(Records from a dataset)
------------------------------------------------------------------------

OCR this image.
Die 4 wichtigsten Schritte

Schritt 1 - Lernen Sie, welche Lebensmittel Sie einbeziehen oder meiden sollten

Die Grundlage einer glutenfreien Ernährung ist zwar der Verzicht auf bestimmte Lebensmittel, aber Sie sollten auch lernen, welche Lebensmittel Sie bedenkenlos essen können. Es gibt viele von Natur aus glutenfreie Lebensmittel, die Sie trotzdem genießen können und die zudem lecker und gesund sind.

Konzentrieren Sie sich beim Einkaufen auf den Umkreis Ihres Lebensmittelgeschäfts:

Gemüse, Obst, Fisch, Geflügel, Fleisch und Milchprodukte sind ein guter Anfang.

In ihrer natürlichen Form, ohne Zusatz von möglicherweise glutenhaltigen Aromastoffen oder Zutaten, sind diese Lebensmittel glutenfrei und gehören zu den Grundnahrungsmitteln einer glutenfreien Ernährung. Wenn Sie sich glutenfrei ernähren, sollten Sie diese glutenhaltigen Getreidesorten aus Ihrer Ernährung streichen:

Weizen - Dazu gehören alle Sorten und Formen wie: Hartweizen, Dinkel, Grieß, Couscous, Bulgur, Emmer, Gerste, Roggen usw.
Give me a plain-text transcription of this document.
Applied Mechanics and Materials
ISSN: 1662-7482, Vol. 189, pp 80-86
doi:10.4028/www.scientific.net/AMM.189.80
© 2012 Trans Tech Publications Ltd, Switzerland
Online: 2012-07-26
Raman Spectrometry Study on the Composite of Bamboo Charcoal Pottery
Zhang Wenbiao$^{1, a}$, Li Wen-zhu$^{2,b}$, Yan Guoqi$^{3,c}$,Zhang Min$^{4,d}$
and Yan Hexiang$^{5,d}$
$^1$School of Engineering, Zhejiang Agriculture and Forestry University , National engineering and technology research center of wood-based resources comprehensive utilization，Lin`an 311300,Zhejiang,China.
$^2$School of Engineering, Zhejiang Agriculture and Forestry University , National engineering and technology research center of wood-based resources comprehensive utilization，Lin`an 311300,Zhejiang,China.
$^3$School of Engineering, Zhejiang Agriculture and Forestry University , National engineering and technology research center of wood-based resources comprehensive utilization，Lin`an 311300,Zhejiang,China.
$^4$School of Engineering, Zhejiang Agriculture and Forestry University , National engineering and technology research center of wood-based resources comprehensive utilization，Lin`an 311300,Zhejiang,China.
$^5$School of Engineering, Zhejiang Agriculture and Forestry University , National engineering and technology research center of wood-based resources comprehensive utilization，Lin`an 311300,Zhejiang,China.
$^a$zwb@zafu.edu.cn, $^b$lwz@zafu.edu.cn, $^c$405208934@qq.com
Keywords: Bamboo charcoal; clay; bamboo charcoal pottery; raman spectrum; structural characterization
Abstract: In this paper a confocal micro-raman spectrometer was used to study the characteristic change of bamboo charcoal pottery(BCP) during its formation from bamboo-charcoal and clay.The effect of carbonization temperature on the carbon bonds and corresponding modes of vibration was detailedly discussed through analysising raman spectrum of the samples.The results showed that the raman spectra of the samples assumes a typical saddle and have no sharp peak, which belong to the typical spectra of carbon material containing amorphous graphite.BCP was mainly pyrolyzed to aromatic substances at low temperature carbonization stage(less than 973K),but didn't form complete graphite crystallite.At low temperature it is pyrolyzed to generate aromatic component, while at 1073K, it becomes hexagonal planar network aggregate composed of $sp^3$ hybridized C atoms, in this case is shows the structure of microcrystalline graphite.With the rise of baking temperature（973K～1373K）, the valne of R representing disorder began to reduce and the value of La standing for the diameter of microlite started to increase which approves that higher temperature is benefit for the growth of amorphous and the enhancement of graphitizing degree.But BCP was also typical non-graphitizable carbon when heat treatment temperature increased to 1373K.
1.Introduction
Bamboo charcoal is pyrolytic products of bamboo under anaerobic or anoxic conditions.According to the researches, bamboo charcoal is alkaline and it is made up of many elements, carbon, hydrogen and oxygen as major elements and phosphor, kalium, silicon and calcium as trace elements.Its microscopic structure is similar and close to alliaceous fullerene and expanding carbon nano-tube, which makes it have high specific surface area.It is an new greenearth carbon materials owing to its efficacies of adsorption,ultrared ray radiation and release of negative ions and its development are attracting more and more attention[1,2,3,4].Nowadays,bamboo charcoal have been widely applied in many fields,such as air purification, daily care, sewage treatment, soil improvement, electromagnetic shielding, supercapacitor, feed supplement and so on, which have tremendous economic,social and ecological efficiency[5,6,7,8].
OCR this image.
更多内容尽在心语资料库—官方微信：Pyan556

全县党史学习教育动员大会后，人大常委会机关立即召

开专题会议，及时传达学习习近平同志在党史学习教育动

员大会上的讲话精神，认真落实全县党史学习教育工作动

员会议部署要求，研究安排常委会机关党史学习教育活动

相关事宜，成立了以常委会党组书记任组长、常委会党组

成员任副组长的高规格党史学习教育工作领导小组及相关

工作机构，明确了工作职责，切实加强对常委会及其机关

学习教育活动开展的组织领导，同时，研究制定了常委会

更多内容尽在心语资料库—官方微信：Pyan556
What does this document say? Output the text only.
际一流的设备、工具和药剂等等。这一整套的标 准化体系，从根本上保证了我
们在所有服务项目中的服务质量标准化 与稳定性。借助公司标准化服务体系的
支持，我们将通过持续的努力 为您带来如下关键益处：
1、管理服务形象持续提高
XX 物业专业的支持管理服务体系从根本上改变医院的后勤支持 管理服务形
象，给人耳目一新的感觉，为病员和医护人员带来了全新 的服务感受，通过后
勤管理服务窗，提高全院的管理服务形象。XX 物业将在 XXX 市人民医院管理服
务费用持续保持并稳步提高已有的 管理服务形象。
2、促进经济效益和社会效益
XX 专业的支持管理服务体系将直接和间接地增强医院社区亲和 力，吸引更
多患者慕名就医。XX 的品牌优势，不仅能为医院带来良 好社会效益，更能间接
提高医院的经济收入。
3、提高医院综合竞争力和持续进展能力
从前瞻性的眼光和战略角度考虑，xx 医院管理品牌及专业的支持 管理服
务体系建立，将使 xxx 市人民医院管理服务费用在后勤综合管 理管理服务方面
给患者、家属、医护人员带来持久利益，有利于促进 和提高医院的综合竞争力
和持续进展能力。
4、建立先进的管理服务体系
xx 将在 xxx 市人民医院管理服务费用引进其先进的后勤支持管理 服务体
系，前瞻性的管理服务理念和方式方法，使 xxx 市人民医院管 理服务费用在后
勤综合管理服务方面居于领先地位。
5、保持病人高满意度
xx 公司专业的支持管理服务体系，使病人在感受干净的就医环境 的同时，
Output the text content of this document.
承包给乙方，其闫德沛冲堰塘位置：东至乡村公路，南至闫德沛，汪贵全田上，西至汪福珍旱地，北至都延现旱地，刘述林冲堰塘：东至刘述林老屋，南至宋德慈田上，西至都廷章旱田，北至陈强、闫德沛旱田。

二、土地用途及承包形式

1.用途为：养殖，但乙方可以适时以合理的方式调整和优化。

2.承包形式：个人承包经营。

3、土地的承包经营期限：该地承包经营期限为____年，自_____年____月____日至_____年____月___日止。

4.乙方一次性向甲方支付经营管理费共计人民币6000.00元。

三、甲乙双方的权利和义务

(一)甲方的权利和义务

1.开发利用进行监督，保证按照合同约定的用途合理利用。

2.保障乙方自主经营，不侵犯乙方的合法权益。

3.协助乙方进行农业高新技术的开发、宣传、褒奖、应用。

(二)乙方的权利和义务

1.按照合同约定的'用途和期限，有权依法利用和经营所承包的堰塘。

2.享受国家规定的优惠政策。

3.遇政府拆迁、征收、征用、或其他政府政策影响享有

------------------------------------------------------------------------

## WHAT YOU WILL DO
In the listing, find all lines with the string "document" and copy them.

## CORRECT ANSWER
Give me a plain-text transcription of this document.
What does this document say? Output the text only.
Output the text content of this document.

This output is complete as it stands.